* _Records provided_:
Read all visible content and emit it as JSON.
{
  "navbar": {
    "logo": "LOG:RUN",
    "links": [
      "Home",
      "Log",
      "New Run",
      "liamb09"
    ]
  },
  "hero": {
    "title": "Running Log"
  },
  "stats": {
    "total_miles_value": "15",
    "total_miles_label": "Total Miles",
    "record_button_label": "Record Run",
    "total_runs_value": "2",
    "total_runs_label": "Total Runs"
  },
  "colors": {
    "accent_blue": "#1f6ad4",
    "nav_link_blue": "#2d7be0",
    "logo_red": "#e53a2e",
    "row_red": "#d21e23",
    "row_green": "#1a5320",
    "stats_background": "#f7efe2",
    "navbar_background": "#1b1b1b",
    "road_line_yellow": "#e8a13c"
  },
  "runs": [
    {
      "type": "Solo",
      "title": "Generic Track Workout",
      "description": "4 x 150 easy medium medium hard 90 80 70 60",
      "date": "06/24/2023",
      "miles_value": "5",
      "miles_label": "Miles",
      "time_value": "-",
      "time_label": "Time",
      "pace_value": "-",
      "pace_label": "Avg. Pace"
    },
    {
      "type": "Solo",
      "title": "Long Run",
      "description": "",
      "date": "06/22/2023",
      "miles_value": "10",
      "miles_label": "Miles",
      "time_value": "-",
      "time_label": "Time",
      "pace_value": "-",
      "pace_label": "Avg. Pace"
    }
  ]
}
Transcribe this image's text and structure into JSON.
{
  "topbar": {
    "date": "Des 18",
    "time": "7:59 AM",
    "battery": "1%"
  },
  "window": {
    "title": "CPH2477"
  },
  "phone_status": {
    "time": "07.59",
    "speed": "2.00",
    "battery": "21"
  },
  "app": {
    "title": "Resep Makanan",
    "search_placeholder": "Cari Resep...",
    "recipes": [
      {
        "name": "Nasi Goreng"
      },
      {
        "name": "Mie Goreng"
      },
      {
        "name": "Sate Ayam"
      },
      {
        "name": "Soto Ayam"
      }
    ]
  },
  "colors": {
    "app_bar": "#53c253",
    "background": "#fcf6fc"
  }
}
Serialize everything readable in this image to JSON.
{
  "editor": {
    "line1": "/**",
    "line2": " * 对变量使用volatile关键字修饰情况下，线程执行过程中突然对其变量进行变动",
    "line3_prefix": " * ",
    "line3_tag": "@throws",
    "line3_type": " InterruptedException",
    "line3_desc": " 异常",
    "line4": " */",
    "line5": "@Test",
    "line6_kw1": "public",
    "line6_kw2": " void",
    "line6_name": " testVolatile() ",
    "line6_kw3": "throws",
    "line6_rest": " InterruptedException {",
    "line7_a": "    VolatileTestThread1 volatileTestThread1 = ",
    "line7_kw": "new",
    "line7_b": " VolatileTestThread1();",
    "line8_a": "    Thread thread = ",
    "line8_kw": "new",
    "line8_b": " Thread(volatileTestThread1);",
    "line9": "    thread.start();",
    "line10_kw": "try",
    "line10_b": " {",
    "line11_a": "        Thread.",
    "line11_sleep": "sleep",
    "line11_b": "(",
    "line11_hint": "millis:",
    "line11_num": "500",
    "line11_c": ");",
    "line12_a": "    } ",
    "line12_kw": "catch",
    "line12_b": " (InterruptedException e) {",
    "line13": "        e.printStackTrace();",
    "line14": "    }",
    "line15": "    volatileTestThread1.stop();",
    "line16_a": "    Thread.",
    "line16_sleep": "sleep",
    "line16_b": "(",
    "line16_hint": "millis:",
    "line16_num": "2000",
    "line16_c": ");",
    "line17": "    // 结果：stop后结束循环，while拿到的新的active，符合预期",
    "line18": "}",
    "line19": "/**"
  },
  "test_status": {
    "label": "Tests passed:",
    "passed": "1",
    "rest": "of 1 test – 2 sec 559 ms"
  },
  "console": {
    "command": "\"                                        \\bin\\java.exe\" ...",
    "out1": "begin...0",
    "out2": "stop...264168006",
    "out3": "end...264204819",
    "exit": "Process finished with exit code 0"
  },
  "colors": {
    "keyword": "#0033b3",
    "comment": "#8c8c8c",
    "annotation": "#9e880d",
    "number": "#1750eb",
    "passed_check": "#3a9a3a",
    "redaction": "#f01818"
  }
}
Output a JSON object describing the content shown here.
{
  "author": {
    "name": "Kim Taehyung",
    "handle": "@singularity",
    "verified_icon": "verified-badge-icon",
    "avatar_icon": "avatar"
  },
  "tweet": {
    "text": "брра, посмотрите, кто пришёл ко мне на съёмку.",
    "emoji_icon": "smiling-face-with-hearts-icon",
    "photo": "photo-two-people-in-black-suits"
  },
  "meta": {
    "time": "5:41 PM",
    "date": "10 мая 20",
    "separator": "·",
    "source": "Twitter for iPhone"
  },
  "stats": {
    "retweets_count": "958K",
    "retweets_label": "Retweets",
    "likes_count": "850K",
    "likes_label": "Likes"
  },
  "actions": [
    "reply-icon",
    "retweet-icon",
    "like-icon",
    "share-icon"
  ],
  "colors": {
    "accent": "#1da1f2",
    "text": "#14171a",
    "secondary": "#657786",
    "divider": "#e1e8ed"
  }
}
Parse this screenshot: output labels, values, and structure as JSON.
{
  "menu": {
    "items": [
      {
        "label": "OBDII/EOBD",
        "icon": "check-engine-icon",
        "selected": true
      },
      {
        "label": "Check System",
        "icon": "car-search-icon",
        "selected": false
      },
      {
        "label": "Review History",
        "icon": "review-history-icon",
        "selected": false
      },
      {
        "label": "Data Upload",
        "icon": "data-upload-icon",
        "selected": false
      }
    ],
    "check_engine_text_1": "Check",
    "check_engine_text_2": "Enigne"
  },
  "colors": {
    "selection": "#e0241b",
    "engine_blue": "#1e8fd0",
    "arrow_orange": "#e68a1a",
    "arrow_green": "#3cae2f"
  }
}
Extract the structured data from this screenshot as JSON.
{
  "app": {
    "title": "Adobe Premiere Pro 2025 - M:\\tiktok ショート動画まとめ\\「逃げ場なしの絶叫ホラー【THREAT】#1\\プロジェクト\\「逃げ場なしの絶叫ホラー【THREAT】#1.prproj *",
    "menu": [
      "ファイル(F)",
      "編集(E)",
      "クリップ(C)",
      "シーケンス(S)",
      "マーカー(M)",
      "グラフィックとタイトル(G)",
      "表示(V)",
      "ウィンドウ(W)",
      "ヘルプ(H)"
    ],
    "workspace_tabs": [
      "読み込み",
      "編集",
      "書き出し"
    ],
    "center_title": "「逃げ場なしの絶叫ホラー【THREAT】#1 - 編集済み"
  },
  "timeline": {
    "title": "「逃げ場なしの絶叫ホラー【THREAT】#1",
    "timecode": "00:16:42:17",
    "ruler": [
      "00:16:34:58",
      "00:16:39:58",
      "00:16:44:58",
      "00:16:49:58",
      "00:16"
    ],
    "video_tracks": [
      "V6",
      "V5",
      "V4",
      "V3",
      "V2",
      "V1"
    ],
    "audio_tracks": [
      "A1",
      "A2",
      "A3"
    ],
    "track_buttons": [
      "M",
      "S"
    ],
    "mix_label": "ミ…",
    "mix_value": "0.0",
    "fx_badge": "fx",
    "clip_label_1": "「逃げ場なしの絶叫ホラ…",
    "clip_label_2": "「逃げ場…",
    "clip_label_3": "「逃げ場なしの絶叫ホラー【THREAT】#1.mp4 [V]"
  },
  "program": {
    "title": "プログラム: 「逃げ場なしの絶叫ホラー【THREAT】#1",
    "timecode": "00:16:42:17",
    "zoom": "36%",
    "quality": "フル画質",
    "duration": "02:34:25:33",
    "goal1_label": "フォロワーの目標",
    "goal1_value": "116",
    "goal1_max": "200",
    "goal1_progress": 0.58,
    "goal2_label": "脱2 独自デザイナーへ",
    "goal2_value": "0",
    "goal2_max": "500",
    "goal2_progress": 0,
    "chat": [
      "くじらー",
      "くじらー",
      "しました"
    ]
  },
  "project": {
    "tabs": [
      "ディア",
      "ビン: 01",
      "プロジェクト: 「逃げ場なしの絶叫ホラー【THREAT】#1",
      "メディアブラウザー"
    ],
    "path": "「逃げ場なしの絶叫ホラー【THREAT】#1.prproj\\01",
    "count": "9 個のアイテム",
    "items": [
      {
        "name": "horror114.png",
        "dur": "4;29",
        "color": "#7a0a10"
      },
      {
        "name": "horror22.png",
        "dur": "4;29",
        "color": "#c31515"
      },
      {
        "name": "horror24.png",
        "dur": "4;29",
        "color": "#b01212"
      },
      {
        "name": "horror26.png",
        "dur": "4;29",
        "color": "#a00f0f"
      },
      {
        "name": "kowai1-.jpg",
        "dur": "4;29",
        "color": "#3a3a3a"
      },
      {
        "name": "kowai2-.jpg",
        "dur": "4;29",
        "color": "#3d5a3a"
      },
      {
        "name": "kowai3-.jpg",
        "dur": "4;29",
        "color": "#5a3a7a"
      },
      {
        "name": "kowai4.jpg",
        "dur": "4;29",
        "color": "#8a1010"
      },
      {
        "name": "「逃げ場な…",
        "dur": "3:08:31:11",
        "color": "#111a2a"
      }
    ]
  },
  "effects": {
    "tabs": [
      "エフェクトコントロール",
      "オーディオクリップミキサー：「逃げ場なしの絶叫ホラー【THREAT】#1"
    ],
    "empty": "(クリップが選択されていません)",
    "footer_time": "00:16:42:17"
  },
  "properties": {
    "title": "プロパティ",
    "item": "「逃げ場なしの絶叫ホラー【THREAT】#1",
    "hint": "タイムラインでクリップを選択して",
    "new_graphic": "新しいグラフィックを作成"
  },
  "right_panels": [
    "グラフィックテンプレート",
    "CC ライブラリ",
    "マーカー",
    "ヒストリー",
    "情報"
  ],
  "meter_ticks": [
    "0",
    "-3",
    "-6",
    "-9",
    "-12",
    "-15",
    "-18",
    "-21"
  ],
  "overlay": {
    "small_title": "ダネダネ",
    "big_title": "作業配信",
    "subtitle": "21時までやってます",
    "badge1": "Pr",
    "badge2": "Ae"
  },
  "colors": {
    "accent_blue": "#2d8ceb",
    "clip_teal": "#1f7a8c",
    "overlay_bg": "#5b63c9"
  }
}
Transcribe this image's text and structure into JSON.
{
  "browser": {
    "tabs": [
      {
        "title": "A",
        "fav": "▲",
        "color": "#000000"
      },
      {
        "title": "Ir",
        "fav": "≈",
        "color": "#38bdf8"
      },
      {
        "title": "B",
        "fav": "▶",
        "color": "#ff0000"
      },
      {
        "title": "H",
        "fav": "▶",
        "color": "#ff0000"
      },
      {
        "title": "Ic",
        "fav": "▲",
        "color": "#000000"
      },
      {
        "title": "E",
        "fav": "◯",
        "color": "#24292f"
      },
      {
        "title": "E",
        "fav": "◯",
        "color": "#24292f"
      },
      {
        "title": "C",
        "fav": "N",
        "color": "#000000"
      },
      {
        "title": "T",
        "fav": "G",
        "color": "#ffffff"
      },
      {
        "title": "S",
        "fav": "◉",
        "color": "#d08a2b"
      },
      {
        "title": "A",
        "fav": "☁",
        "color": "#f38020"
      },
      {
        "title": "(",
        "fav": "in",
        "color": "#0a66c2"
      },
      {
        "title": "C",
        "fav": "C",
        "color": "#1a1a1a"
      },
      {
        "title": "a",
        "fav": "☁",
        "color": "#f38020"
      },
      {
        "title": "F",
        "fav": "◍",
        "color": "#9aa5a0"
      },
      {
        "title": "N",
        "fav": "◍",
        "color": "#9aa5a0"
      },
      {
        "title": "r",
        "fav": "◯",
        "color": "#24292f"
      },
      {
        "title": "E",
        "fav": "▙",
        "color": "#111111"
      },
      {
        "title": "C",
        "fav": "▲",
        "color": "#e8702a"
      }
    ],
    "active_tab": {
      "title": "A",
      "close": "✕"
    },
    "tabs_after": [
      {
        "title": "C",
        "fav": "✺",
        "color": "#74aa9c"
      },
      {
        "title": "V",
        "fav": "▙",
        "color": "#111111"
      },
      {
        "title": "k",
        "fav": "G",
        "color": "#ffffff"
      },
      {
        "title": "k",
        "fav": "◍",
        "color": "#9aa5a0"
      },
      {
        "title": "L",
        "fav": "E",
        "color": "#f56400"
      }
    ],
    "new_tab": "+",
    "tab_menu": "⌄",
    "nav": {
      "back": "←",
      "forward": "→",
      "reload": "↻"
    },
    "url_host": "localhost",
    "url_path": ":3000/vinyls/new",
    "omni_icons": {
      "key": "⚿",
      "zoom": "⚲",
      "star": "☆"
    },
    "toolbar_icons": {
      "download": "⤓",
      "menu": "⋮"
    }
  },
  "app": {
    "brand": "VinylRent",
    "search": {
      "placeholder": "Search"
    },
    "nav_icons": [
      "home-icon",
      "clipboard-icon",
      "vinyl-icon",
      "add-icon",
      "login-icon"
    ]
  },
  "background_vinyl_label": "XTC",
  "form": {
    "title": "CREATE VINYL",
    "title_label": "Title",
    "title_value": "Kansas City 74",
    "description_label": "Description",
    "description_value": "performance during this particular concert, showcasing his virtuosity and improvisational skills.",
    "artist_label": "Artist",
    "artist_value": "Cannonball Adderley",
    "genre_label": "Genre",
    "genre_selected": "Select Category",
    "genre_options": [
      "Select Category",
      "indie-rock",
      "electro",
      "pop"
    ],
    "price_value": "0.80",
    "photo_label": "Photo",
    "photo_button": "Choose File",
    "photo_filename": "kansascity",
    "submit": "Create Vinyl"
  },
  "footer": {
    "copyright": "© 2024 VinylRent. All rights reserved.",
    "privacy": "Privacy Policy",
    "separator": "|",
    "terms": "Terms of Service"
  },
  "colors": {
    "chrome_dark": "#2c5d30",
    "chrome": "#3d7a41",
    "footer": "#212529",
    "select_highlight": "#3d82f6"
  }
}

* _What is needed_: Tally the lines of the data that hold the string "Resep". Answer with the number and nothing more.

* _Expected answer_: 2